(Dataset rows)
■ ■ ■ ■ ■ ■ ■

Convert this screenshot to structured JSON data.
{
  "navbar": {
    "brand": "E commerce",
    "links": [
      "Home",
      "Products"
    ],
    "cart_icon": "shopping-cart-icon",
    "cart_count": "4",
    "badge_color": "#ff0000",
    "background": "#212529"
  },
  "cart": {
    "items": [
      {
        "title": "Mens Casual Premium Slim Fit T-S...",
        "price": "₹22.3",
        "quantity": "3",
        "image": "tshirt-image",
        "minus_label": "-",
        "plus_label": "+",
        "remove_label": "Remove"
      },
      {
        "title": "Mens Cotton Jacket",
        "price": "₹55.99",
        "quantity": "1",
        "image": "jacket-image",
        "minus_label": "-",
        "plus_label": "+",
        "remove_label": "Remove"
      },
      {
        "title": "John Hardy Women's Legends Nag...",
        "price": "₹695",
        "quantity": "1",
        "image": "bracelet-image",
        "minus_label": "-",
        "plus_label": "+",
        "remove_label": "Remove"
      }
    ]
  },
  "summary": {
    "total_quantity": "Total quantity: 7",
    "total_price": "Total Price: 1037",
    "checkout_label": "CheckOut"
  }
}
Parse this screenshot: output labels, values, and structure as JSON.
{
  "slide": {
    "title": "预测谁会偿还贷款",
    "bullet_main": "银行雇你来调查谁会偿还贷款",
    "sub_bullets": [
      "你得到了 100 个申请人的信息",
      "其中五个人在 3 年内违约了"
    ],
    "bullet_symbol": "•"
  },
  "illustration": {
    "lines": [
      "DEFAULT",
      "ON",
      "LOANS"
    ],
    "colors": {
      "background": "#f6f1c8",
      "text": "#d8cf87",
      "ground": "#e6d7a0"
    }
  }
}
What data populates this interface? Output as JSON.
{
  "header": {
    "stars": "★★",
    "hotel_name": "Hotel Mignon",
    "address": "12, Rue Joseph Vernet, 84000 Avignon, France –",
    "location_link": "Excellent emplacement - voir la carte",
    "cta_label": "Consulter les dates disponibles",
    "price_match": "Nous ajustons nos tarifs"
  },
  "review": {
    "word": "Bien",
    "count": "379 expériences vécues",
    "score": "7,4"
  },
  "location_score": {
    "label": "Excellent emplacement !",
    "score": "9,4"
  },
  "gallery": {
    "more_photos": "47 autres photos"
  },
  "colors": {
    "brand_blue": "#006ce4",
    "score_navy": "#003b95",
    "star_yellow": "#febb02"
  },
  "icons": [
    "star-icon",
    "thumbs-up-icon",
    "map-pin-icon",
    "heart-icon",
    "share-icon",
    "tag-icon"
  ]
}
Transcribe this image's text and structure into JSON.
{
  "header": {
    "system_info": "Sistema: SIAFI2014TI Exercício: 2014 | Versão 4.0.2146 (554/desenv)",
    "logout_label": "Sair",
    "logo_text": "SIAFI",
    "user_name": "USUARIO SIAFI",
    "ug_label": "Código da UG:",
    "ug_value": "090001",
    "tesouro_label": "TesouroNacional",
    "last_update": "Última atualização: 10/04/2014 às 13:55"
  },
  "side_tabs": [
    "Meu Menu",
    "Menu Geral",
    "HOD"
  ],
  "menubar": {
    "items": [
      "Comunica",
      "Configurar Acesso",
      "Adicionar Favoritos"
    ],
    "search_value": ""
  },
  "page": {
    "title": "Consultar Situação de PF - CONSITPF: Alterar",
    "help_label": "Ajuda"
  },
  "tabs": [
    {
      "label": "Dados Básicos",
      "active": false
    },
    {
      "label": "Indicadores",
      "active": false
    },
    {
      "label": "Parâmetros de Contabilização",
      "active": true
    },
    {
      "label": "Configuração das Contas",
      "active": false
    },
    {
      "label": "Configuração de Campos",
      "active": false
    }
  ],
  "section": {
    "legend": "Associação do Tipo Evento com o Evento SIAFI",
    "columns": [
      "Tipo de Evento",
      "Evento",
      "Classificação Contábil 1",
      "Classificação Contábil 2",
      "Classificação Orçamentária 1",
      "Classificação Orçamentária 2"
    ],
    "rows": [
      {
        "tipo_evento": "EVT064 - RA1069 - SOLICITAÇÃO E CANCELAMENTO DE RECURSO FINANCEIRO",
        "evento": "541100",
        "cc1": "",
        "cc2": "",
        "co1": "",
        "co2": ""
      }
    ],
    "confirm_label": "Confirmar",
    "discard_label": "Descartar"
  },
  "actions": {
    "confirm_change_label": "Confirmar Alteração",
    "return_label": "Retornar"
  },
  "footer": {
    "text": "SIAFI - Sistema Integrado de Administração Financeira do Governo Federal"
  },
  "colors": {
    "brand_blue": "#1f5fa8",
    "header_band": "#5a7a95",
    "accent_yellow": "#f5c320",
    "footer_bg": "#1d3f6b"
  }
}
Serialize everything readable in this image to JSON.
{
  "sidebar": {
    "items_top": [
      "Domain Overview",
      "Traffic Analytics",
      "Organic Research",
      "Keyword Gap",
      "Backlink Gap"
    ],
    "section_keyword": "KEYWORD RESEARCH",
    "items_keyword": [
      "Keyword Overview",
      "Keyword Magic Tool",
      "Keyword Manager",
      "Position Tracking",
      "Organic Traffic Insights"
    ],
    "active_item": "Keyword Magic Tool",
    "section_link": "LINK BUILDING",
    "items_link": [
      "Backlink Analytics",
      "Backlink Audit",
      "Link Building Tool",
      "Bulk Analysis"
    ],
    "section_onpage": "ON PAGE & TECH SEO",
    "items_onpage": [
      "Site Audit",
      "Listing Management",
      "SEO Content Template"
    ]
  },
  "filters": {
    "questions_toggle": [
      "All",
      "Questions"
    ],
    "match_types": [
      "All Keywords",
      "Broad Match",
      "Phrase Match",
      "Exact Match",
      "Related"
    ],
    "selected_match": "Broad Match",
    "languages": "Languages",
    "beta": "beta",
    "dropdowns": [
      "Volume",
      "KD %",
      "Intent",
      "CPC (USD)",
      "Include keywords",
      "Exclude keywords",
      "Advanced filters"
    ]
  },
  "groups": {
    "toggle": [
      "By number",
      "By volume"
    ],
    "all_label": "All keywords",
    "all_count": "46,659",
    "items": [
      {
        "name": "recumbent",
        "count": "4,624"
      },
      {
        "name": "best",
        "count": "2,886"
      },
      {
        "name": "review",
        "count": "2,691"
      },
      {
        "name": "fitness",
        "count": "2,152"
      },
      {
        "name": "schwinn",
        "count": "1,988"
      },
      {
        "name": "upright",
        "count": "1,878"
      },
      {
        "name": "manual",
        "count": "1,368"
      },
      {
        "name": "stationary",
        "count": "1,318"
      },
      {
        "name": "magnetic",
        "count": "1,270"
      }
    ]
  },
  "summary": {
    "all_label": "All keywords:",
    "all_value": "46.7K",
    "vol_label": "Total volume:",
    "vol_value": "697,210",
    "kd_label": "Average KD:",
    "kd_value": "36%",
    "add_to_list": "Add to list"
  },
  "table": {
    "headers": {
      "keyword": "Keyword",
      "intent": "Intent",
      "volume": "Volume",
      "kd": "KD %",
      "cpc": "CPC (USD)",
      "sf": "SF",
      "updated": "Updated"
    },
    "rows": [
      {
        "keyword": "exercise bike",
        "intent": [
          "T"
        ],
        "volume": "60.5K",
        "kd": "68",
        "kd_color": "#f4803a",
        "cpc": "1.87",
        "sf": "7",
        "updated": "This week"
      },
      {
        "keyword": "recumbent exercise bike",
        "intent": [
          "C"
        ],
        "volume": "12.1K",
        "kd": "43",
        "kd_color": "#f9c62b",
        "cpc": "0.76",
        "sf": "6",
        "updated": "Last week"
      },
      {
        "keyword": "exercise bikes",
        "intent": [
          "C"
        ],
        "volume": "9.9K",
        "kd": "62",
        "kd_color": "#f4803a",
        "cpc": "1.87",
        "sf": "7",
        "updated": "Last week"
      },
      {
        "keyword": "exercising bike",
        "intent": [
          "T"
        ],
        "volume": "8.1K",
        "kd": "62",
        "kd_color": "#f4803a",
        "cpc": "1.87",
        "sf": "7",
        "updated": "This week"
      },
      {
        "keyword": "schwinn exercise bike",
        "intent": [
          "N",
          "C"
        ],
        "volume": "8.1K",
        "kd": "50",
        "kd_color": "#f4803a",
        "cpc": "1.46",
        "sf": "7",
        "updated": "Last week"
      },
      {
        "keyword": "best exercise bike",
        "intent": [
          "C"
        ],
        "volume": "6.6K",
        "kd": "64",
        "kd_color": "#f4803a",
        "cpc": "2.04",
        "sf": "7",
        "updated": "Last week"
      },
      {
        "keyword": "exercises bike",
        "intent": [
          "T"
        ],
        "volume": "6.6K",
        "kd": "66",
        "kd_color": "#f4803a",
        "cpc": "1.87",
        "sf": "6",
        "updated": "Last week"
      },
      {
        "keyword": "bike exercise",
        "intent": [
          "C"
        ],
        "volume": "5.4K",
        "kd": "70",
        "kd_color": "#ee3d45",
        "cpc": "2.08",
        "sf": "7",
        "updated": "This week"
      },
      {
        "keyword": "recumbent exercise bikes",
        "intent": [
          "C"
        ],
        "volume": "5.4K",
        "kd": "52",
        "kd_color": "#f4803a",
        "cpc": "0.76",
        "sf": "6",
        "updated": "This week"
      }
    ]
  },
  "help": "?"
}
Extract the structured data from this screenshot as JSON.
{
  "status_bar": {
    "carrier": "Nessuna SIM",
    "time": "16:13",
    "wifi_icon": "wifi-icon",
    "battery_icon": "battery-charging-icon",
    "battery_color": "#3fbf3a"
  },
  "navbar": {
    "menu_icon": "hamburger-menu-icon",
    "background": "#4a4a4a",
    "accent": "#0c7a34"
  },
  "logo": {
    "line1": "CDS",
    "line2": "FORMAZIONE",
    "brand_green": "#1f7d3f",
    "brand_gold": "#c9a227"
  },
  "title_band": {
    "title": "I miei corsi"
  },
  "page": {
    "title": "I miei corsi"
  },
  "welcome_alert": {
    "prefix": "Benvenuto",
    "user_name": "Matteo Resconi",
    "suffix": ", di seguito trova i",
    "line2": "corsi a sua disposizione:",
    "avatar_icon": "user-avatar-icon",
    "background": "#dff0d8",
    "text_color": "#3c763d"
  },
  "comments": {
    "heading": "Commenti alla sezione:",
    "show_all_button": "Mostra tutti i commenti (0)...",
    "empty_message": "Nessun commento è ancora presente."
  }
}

■ ■ ■ ■ ■ ■ ■

Your task is to pick out every line with the string "Traffic" and copy it.

      "Traffic Analytics",
      "Organic Traffic Insights"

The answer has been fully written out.